DATA ENTRIES:
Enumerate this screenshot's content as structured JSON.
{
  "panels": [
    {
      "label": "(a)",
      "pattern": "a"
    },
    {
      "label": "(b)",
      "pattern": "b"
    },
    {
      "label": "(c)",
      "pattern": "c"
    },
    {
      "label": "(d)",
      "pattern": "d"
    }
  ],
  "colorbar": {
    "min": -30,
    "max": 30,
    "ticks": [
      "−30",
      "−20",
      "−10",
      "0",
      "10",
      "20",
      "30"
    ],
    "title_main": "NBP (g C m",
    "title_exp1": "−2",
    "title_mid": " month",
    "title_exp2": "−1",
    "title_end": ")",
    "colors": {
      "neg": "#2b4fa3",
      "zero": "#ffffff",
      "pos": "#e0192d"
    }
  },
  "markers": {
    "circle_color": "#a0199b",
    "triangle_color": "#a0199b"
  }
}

* * *

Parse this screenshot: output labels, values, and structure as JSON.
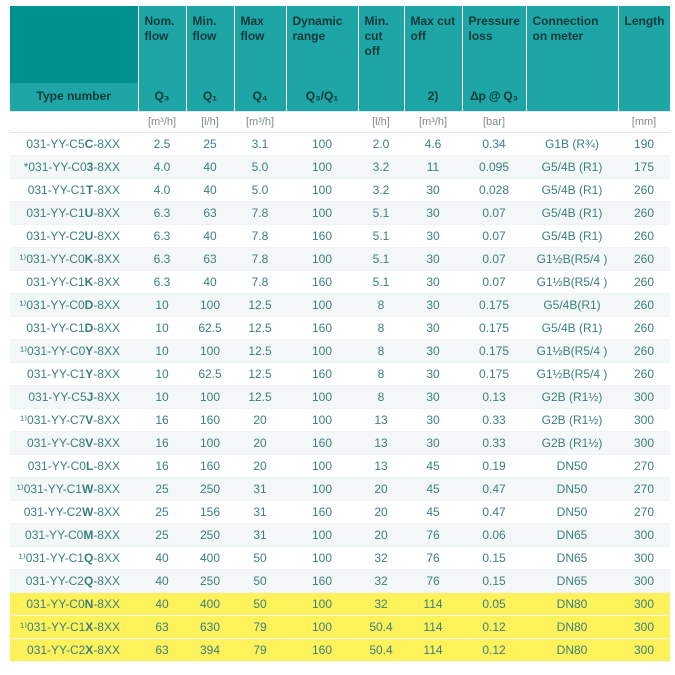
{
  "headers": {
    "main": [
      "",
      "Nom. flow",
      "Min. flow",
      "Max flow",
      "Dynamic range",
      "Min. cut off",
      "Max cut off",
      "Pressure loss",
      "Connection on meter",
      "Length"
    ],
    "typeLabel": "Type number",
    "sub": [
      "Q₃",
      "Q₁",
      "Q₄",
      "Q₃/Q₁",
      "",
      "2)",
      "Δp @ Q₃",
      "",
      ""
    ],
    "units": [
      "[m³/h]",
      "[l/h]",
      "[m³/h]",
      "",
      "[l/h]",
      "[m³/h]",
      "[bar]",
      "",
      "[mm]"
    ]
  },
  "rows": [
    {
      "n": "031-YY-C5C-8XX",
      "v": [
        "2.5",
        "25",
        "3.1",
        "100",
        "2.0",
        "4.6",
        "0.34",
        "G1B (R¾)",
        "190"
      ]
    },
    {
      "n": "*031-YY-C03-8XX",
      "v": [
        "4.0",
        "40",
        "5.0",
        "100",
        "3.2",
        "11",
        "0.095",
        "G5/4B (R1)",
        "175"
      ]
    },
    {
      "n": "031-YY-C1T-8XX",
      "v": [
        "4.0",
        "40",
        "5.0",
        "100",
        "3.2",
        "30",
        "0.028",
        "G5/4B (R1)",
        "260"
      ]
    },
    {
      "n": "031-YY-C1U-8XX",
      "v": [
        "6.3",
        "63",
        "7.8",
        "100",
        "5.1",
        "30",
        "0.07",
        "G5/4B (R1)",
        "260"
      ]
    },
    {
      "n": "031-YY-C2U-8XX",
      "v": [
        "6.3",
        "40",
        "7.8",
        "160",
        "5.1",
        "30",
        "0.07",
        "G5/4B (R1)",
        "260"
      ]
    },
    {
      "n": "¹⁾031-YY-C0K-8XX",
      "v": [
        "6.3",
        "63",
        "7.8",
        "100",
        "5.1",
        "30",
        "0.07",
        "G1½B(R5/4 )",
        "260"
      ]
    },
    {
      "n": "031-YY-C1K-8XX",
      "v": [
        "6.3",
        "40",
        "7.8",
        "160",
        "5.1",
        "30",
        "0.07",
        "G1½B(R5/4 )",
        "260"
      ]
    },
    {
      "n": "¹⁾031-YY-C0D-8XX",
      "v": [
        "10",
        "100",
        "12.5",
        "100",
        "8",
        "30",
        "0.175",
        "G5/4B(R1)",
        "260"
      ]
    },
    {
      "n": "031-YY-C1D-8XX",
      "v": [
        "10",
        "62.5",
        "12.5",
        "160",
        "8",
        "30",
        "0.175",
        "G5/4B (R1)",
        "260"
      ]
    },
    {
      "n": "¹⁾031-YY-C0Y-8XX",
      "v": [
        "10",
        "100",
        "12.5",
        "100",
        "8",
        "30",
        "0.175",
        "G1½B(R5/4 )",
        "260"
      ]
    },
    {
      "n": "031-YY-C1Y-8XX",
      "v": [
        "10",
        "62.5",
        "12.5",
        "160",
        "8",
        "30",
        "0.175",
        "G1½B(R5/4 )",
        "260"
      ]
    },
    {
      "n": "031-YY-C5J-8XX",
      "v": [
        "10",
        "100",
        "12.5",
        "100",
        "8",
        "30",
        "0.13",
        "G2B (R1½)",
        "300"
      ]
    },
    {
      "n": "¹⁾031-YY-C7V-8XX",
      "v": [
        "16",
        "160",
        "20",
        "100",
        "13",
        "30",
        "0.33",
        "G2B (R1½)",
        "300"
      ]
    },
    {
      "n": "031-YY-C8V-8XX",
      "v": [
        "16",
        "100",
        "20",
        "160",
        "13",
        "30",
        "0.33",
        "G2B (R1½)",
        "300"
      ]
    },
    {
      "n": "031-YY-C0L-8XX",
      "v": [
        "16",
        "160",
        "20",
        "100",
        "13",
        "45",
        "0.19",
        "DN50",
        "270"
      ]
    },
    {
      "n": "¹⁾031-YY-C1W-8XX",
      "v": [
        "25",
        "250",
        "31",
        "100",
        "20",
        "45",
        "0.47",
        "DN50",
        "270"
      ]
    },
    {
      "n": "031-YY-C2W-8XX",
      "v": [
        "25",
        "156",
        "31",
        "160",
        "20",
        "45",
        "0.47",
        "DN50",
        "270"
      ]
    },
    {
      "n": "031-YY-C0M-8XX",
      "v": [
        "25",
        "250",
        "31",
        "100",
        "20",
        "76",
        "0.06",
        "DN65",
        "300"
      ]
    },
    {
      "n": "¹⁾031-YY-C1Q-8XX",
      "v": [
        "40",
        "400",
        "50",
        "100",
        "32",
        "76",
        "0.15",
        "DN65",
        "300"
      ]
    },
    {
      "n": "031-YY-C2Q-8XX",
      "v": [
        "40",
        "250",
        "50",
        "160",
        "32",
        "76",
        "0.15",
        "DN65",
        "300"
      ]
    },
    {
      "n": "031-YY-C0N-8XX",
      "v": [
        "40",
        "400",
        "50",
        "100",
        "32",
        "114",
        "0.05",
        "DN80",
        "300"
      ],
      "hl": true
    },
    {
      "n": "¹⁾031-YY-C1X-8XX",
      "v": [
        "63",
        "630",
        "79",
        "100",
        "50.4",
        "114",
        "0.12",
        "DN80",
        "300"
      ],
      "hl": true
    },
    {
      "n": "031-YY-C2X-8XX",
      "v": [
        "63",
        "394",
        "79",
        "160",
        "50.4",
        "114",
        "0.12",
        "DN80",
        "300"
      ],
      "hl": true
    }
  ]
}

...

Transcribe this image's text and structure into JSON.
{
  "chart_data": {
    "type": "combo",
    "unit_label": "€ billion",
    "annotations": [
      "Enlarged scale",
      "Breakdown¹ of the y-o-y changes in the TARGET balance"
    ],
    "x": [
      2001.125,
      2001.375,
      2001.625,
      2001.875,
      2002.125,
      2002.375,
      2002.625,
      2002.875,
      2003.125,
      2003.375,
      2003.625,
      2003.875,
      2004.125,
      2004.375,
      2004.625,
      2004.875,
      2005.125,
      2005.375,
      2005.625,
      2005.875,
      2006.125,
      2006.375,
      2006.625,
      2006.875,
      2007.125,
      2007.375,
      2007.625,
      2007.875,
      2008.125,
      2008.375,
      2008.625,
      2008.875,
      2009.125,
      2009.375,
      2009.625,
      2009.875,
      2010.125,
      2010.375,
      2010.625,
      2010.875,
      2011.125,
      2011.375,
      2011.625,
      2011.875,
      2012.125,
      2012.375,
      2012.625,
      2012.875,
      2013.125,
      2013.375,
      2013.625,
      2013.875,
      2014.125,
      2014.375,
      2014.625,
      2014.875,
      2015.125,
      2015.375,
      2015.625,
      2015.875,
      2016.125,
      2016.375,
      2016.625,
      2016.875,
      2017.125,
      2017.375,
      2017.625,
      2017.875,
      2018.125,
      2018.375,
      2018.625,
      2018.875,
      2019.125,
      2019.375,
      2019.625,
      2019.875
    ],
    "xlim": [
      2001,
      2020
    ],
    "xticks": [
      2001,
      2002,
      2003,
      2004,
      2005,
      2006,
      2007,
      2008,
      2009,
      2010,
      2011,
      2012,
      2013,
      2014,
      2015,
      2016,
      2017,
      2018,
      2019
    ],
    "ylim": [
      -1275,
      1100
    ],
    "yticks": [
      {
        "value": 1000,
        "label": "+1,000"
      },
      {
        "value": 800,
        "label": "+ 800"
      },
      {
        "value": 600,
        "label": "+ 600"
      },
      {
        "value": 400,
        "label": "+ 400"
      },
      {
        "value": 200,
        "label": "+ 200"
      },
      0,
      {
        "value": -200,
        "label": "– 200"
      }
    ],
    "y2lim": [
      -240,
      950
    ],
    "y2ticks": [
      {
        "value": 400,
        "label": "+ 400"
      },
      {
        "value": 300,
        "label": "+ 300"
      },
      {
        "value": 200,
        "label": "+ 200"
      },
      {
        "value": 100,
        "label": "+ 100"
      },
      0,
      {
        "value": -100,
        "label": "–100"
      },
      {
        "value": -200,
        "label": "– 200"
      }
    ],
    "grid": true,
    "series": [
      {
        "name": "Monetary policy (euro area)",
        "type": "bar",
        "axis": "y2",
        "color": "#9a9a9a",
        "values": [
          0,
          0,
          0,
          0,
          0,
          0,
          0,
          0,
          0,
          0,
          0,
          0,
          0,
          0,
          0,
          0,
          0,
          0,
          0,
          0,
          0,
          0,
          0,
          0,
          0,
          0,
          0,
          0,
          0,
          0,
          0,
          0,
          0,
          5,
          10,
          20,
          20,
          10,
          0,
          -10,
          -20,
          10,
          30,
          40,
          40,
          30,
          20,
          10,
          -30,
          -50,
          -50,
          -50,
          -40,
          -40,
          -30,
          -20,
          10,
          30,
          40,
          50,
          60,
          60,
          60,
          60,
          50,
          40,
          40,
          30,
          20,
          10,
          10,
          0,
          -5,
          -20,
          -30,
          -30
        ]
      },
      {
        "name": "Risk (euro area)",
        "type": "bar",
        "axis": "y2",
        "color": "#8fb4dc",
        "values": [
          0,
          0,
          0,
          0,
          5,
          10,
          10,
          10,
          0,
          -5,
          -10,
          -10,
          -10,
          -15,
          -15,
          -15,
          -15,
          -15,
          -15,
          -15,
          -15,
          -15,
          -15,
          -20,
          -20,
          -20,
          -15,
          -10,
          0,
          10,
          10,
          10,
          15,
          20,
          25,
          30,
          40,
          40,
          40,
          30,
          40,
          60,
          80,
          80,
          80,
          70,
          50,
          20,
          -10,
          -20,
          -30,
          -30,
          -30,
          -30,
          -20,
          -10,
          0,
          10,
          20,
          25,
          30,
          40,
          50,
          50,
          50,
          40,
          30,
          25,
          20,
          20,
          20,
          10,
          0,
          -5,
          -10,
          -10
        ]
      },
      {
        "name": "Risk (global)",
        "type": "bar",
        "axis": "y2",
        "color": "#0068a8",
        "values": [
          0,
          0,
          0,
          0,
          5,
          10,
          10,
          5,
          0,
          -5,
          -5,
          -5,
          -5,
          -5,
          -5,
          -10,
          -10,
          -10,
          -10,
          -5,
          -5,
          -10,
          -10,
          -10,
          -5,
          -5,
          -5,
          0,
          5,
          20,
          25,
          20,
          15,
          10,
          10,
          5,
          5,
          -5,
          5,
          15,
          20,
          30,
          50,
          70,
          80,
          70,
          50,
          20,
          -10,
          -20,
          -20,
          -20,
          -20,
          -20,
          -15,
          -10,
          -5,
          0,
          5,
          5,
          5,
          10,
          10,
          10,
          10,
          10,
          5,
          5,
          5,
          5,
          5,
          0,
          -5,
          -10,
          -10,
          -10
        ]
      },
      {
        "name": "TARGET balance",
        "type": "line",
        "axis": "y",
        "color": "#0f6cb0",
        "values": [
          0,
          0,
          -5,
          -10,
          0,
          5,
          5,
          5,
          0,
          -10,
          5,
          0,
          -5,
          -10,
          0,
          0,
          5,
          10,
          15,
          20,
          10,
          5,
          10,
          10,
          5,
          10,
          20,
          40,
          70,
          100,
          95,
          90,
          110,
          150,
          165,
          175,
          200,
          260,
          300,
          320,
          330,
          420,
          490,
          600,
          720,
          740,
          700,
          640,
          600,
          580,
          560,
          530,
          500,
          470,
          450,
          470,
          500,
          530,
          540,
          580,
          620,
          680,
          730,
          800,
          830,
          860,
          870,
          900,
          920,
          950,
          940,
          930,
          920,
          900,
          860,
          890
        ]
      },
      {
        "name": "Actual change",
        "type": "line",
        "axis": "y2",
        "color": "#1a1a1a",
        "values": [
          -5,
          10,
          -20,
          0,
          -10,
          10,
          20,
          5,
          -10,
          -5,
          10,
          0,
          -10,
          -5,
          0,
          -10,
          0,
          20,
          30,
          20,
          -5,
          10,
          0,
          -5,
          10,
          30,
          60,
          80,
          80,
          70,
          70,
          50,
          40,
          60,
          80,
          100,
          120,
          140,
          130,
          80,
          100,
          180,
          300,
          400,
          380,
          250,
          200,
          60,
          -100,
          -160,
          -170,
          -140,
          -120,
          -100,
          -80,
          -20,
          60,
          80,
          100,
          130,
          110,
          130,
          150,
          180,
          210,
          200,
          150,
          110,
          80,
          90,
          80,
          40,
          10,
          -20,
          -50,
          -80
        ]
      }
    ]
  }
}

AIM OF THE EXERCISE:
Extract each line holding the word "balance" from the records.

CORRECT ANSWER:
      "Breakdown¹ of the y-o-y changes in the TARGET balance"
        "name": "TARGET balance",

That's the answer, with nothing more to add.